▶ Problem details: Keep only the lines of the data below that contain "University", and copy them.

(Stored data)
— BEGIN —
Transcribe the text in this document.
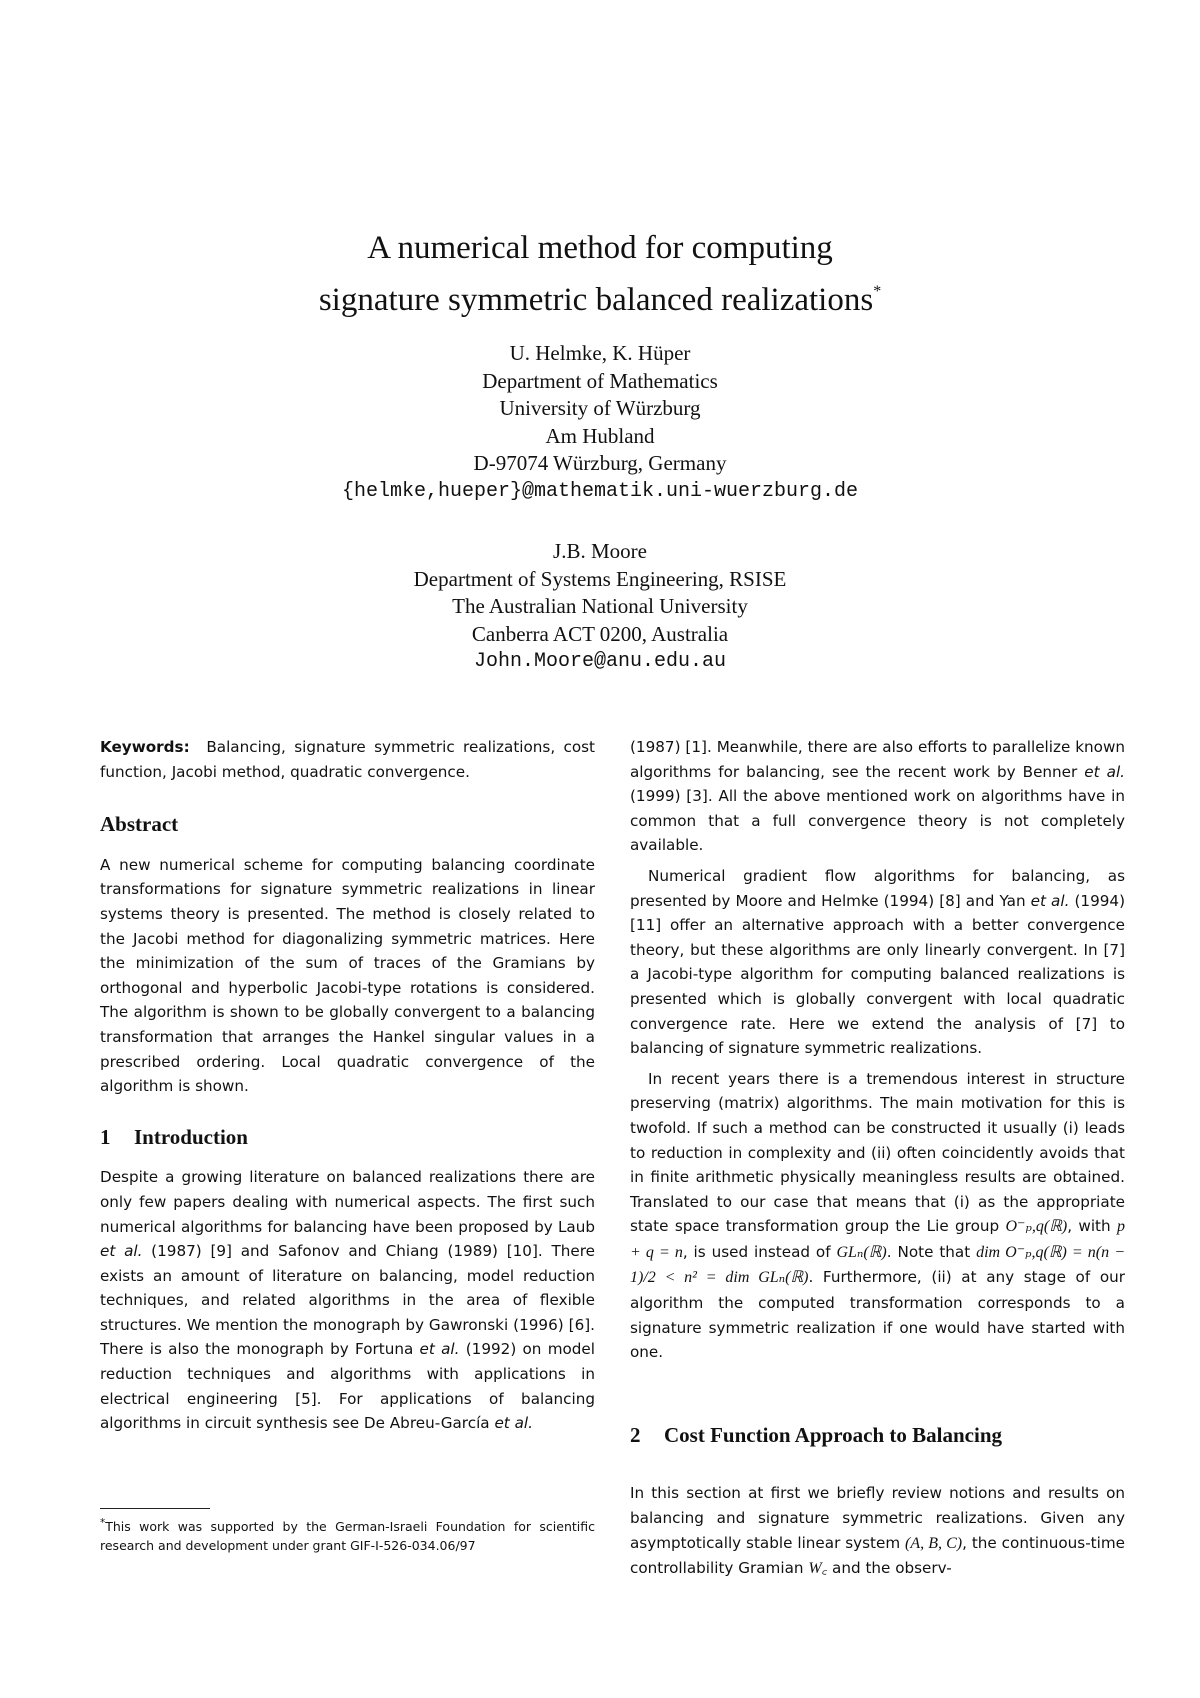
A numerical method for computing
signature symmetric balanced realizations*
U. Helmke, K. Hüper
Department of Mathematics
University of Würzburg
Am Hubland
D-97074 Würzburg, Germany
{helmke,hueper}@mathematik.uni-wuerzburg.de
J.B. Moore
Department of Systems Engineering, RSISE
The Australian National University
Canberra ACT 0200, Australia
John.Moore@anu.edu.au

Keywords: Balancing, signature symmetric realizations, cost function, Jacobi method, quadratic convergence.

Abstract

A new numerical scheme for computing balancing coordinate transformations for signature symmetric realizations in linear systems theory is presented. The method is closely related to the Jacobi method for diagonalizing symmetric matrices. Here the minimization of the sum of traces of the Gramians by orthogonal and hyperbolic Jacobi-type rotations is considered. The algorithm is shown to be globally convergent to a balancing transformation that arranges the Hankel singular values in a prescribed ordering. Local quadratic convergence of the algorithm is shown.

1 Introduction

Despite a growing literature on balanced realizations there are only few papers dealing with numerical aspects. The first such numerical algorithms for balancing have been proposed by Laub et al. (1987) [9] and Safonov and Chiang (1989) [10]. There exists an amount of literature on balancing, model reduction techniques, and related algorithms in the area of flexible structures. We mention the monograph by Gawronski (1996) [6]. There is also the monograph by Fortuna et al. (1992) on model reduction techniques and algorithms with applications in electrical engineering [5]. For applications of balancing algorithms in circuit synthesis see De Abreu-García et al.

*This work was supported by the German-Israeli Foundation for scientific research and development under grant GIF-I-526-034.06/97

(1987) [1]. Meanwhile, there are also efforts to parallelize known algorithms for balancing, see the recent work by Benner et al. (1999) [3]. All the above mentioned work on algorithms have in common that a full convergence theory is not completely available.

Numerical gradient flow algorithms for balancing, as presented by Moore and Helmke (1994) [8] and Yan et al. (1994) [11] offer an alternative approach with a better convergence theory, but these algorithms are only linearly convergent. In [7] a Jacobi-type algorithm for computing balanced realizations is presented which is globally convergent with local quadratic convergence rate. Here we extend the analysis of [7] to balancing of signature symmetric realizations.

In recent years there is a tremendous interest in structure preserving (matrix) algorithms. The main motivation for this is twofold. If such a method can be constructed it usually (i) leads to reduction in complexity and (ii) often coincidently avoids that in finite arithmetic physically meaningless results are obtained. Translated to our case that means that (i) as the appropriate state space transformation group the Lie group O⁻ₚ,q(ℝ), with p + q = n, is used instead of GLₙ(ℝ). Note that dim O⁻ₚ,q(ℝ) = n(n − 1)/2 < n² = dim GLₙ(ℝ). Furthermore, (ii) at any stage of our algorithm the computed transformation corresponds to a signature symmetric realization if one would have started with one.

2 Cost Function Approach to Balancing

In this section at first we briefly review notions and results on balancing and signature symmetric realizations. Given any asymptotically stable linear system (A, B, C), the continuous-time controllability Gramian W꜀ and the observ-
— END —
— BEGIN —
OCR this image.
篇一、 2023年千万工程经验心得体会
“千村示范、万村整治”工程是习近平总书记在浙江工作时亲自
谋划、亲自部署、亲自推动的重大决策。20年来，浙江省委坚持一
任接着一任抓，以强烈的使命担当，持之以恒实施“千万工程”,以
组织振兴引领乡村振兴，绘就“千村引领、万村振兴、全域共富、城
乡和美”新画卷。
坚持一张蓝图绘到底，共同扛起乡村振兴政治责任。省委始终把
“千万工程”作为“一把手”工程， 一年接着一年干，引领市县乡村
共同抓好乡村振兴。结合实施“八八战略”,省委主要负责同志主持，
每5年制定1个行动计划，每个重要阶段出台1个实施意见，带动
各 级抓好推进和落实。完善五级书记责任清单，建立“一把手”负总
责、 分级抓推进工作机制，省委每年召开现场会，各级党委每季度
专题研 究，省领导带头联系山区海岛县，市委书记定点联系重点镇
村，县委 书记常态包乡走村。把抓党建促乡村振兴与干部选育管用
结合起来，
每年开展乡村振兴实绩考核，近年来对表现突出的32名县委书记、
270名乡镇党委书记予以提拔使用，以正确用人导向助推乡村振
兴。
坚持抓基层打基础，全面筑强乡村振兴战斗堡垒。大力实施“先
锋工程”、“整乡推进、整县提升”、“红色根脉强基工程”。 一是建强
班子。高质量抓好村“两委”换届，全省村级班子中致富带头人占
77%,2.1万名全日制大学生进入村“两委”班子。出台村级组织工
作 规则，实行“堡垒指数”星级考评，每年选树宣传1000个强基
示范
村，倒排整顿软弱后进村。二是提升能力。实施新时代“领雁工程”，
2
— END —
▶ Answer to this task:
University of Würzburg
The Australian National University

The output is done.